**What is required:** From the entries below, copy every line that holds the word "enchufable".

**Data listing:**
┄┄┄┄┄┄┄┄┄┄
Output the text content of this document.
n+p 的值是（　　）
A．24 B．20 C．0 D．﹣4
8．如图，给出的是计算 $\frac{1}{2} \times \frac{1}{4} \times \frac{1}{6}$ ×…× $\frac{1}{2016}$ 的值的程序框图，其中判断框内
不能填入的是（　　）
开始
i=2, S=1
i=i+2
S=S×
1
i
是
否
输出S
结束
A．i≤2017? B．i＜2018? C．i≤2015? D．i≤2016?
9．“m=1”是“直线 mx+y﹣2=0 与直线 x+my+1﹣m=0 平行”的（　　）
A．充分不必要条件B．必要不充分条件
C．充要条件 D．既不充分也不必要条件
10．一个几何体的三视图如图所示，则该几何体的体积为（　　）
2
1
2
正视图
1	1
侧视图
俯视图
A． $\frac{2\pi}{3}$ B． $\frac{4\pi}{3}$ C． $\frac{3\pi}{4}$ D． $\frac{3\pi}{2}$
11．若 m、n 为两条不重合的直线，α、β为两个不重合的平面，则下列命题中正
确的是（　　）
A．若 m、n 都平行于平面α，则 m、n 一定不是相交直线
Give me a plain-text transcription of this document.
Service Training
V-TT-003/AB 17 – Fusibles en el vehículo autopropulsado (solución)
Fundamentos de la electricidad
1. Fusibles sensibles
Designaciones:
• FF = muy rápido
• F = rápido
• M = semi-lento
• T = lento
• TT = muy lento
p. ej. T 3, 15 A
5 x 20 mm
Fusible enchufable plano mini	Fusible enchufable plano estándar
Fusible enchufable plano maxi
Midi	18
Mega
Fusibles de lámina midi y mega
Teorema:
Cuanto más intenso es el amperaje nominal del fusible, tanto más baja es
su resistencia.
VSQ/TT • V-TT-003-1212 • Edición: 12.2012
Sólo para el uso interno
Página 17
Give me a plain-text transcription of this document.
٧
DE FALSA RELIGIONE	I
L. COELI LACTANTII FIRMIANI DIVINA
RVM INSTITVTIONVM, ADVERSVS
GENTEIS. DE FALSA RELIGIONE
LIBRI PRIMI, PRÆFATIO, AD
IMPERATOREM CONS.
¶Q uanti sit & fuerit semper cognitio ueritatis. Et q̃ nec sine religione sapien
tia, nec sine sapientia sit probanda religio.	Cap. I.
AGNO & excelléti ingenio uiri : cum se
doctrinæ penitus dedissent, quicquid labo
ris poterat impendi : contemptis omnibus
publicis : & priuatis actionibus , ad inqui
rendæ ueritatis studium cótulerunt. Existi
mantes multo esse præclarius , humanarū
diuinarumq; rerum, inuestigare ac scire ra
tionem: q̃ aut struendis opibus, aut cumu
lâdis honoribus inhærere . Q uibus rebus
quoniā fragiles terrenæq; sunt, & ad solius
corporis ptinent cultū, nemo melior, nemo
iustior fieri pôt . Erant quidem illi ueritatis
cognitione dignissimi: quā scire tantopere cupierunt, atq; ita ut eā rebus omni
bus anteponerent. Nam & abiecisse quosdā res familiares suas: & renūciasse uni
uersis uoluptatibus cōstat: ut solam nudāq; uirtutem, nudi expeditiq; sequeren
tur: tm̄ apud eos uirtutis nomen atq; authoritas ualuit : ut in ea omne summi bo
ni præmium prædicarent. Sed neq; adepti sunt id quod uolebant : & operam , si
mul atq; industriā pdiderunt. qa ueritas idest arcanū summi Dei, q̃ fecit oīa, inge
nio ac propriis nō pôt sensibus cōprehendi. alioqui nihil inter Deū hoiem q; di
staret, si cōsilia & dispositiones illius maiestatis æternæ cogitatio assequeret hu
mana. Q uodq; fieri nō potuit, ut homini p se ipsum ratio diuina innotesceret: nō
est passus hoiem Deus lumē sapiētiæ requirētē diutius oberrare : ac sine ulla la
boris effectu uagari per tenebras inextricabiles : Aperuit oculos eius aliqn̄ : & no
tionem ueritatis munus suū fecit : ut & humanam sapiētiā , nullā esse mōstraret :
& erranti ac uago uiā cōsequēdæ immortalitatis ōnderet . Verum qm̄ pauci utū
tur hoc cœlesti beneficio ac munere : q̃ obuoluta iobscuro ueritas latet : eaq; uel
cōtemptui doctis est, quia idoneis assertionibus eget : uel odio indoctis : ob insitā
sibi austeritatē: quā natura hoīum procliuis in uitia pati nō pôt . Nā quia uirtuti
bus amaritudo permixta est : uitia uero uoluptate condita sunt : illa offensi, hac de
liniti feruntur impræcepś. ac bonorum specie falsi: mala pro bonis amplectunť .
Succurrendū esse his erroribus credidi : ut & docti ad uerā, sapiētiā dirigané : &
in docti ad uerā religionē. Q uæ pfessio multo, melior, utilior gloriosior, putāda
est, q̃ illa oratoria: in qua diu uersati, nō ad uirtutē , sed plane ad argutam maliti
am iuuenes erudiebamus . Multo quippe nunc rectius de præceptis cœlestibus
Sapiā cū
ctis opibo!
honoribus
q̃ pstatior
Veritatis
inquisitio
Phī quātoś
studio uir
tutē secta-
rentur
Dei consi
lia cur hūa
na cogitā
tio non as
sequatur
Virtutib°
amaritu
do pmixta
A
┄┄┄┄┄┄┄┄┄┄
**Exercise response:**
Fusible enchufable plano mini	Fusible enchufable plano estándar
Fusible enchufable plano maxi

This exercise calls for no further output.